## WHAT IS REQUIRED
Answer with the number of lines in the listing below that contain the word "your", and nothing else.

═════ DATA SHOWN

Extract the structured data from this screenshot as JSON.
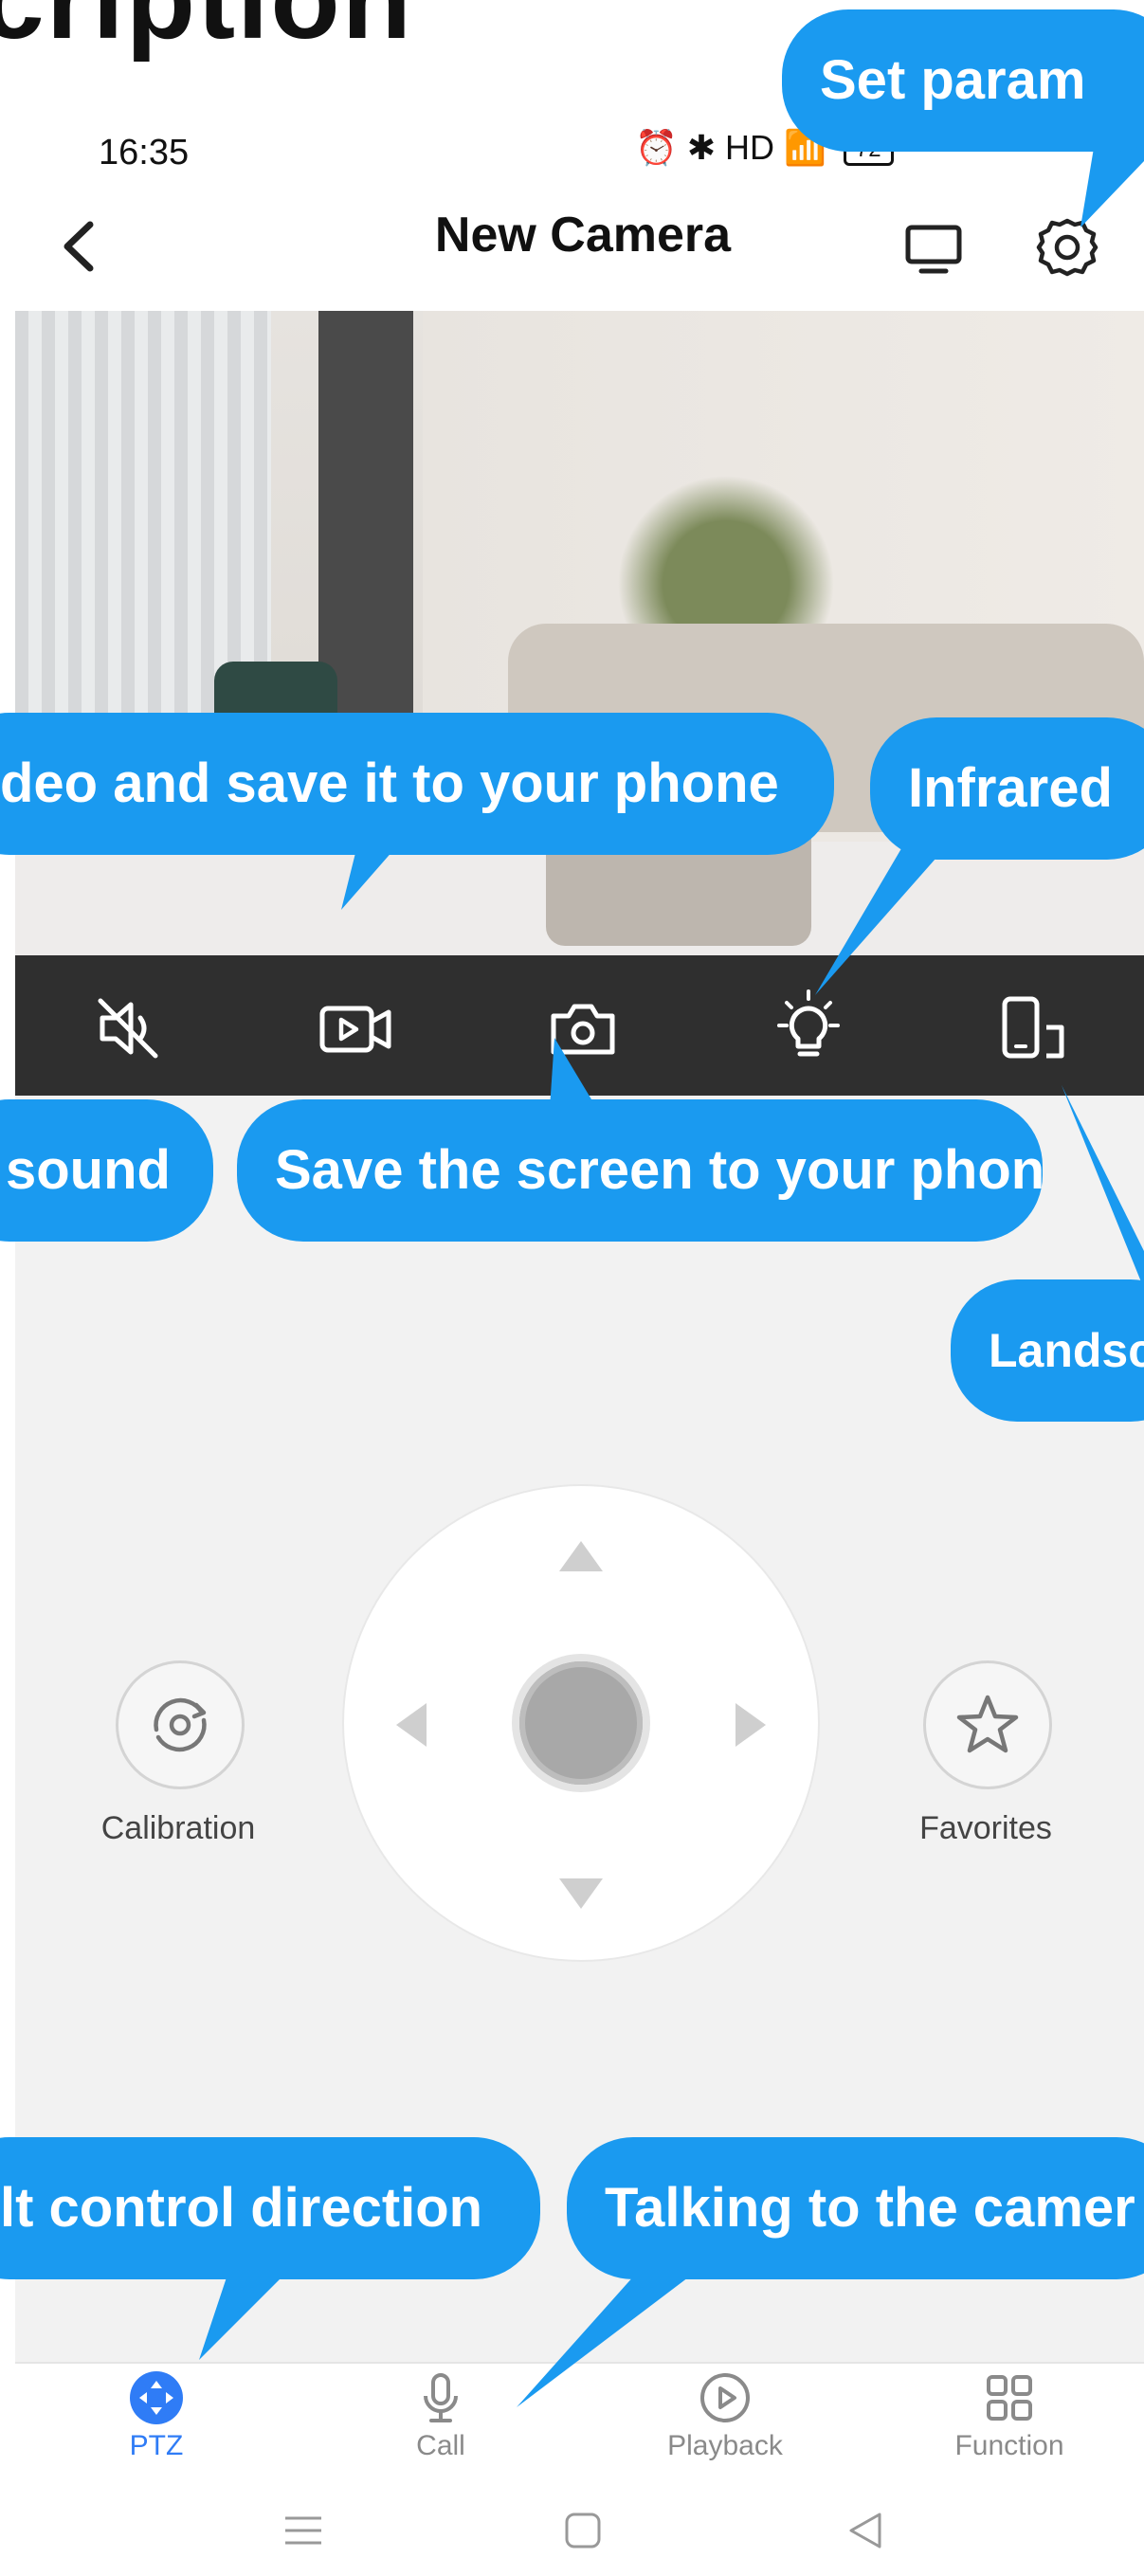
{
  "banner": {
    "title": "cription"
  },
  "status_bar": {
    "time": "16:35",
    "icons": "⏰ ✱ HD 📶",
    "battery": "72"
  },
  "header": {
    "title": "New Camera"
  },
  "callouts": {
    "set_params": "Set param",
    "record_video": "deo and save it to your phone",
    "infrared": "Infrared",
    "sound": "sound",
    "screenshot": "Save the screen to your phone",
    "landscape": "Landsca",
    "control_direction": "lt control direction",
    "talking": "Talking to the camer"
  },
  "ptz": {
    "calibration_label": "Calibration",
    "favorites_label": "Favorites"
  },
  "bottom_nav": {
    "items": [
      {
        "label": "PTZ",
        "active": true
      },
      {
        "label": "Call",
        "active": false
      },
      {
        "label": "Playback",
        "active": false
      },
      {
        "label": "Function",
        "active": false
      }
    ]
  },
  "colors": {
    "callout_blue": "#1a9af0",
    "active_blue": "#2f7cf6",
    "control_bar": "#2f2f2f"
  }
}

══════════

## EXPECTED OUTPUT
2